EXERCISE AIM.
Below are some records; reproduce every one of them exactly.

[Stored dataset items]

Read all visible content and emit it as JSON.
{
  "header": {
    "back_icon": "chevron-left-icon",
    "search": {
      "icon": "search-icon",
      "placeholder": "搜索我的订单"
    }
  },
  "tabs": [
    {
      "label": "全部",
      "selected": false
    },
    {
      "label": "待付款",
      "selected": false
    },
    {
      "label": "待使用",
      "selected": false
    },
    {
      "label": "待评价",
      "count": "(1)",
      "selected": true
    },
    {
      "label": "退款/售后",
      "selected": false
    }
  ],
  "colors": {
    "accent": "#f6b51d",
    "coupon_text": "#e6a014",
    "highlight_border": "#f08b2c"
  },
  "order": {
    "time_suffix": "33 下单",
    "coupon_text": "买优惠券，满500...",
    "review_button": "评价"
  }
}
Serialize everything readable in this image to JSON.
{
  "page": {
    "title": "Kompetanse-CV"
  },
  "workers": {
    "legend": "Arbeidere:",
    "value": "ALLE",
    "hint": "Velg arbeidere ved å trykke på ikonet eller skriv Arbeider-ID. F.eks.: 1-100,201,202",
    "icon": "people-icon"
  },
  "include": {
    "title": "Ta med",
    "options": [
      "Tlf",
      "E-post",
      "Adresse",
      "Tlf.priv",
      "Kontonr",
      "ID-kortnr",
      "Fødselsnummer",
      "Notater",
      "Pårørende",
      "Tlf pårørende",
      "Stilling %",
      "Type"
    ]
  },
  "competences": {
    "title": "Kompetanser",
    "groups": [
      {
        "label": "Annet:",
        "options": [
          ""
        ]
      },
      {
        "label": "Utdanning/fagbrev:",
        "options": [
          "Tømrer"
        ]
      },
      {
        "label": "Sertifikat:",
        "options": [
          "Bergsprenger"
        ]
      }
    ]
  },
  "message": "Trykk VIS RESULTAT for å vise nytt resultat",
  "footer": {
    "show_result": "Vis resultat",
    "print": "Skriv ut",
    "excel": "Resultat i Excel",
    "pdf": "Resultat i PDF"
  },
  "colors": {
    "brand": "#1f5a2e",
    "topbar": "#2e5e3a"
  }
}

SOLVED EXERCISE.
Read all visible content and emit it as JSON.
{
  "header": {
    "back_icon": "chevron-left-icon",
    "search": {
      "icon": "search-icon",
      "placeholder": "搜索我的订单"
    }
  },
  "tabs": [
    {
      "label": "全部",
      "selected": false
    },
    {
      "label": "待付款",
      "selected": false
    },
    {
      "label": "待使用",
      "selected": false
    },
    {
      "label": "待评价",
      "count": "(1)",
      "selected": true
    },
    {
      "label": "退款/售后",
      "selected": false
    }
  ],
  "colors": {
    "accent": "#f6b51d",
    "coupon_text": "#e6a014",
    "highlight_border": "#f08b2c"
  },
  "order": {
    "time_suffix": "33 下单",
    "coupon_text": "买优惠券，满500...",
    "review_button": "评价"
  }
}
Serialize everything readable in this image to JSON.
{
  "page": {
    "title": "Kompetanse-CV"
  },
  "workers": {
    "legend": "Arbeidere:",
    "value": "ALLE",
    "hint": "Velg arbeidere ved å trykke på ikonet eller skriv Arbeider-ID. F.eks.: 1-100,201,202",
    "icon": "people-icon"
  },
  "include": {
    "title": "Ta med",
    "options": [
      "Tlf",
      "E-post",
      "Adresse",
      "Tlf.priv",
      "Kontonr",
      "ID-kortnr",
      "Fødselsnummer",
      "Notater",
      "Pårørende",
      "Tlf pårørende",
      "Stilling %",
      "Type"
    ]
  },
  "competences": {
    "title": "Kompetanser",
    "groups": [
      {
        "label": "Annet:",
        "options": [
          ""
        ]
      },
      {
        "label": "Utdanning/fagbrev:",
        "options": [
          "Tømrer"
        ]
      },
      {
        "label": "Sertifikat:",
        "options": [
          "Bergsprenger"
        ]
      }
    ]
  },
  "message": "Trykk VIS RESULTAT for å vise nytt resultat",
  "footer": {
    "show_result": "Vis resultat",
    "print": "Skriv ut",
    "excel": "Resultat i Excel",
    "pdf": "Resultat i PDF"
  },
  "colors": {
    "brand": "#1f5a2e",
    "topbar": "#2e5e3a"
  }
}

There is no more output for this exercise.